-- Provided data start --
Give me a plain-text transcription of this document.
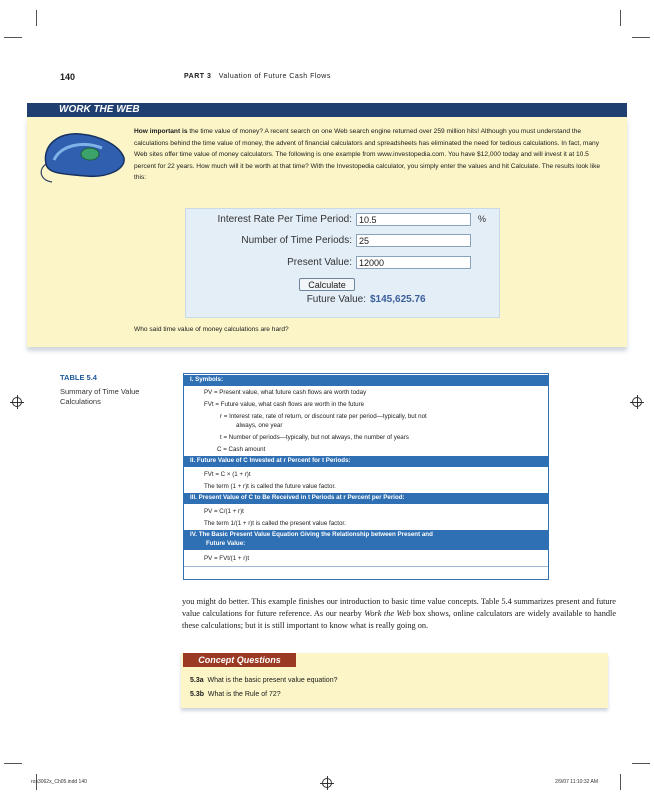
140	PART 3 Valuation of Future Cash Flows
WORK THE WEB
How important is the time value of money? A recent search on one Web search engine returned over 259 million hits! Although you must understand the calculations behind the time value of money, the advent of financial calculators and spreadsheets has eliminated the need for tedious calculations. In fact, many Web sites offer time value of money calculators. The following is one example from www.investopedia.com. You have $12,000 today and will invest it at 10.5 percent for 22 years. How much will it be worth at that time? With the Investopedia calculator, you simply enter the values and hit Calculate. The results look like this:
Interest Rate Per Time Period: 10.5	%
Number of Time Periods: 25
Present Value: 12000
Calculate
Future Value: $145,625.76
Who said time value of money calculations are hard?
TABLE 5.4
Summary of Time Value Calculations
I. Symbols:
PV = Present value, what future cash flows are worth today
FVt = Future value, what cash flows are worth in the future
r = Interest rate, rate of return, or discount rate per period—typically, but not
always, one year
t = Number of periods—typically, but not always, the number of years
C = Cash amount
II. Future Value of C Invested at r Percent for t Periods:
FVt = C × (1 + r)t
The term (1 + r)t is called the future value factor.
III. Present Value of C to Be Received in t Periods at r Percent per Period:
PV = C/(1 + r)t
The term 1/(1 + r)t is called the present value factor.
IV. The Basic Present Value Equation Giving the Relationship between Present and
Future Value:
PV = FVt/(1 + r)t
you might do better. This example finishes our introduction to basic time value concepts. Table 5.4 summarizes present and future value calculations for future reference. As our nearby Work the Web box shows, online calculators are widely available to handle these calculations; but it is still important to know what is really going on.
Concept Questions
5.3a What is the basic present value equation?
5.3b What is the Rule of 72?
ros3062x_Ch05.indd 140	2/9/07 11:10:32 AM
-- Provided data end --
Word for word, quote the lines above. Omit the pictures.

Give me a plain-text transcription of this document.
140	PART 3 Valuation of Future Cash Flows
WORK THE WEB
How important is the time value of money? A recent search on one Web search engine returned over 259 million hits! Although you must understand the calculations behind the time value of money, the advent of financial calculators and spreadsheets has eliminated the need for tedious calculations. In fact, many Web sites offer time value of money calculators. The following is one example from www.investopedia.com. You have $12,000 today and will invest it at 10.5 percent for 22 years. How much will it be worth at that time? With the Investopedia calculator, you simply enter the values and hit Calculate. The results look like this:
Interest Rate Per Time Period: 10.5	%
Number of Time Periods: 25
Present Value: 12000
Calculate
Future Value: $145,625.76
Who said time value of money calculations are hard?
TABLE 5.4
Summary of Time Value Calculations
I. Symbols:
PV = Present value, what future cash flows are worth today
FVt = Future value, what cash flows are worth in the future
r = Interest rate, rate of return, or discount rate per period—typically, but not
always, one year
t = Number of periods—typically, but not always, the number of years
C = Cash amount
II. Future Value of C Invested at r Percent for t Periods:
FVt = C × (1 + r)t
The term (1 + r)t is called the future value factor.
III. Present Value of C to Be Received in t Periods at r Percent per Period:
PV = C/(1 + r)t
The term 1/(1 + r)t is called the present value factor.
IV. The Basic Present Value Equation Giving the Relationship between Present and
Future Value:
PV = FVt/(1 + r)t
you might do better. This example finishes our introduction to basic time value concepts. Table 5.4 summarizes present and future value calculations for future reference. As our nearby Work the Web box shows, online calculators are widely available to handle these calculations; but it is still important to know what is really going on.
Concept Questions
5.3a What is the basic present value equation?
5.3b What is the Rule of 72?
ros3062x_Ch05.indd 140	2/9/07 11:10:32 AM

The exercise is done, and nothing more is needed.